___ RECORDS FOR THIS TASK ___
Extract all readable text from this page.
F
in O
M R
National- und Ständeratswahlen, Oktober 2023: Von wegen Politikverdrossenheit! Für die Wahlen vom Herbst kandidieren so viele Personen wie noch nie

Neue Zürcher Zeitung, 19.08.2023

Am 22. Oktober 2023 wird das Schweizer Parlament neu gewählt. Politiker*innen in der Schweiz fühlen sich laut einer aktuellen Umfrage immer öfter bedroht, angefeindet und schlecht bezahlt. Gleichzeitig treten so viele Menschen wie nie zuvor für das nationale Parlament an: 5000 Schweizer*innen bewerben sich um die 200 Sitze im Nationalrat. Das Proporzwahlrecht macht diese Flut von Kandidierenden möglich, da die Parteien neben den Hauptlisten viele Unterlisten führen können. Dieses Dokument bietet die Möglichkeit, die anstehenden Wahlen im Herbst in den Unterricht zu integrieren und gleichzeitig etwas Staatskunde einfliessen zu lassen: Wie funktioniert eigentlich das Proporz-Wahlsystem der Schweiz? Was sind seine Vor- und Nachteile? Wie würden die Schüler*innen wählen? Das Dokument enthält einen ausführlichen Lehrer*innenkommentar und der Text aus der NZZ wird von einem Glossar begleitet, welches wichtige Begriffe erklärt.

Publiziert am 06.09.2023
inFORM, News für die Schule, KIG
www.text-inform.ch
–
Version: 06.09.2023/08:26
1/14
___
THE PROBLEM:
Using the data above, reproduce every line exactly.

RESPONSE TO THIS EXERCISE:
Extract all readable text from this page.
F
in O
M R
National- und Ständeratswahlen, Oktober 2023: Von wegen Politikverdrossenheit! Für die Wahlen vom Herbst kandidieren so viele Personen wie noch nie

Neue Zürcher Zeitung, 19.08.2023

Am 22. Oktober 2023 wird das Schweizer Parlament neu gewählt. Politiker*innen in der Schweiz fühlen sich laut einer aktuellen Umfrage immer öfter bedroht, angefeindet und schlecht bezahlt. Gleichzeitig treten so viele Menschen wie nie zuvor für das nationale Parlament an: 5000 Schweizer*innen bewerben sich um die 200 Sitze im Nationalrat. Das Proporzwahlrecht macht diese Flut von Kandidierenden möglich, da die Parteien neben den Hauptlisten viele Unterlisten führen können. Dieses Dokument bietet die Möglichkeit, die anstehenden Wahlen im Herbst in den Unterricht zu integrieren und gleichzeitig etwas Staatskunde einfliessen zu lassen: Wie funktioniert eigentlich das Proporz-Wahlsystem der Schweiz? Was sind seine Vor- und Nachteile? Wie würden die Schüler*innen wählen? Das Dokument enthält einen ausführlichen Lehrer*innenkommentar und der Text aus der NZZ wird von einem Glossar begleitet, welches wichtige Begriffe erklärt.

Publiziert am 06.09.2023
inFORM, News für die Schule, KIG
www.text-inform.ch
–
Version: 06.09.2023/08:26
1/14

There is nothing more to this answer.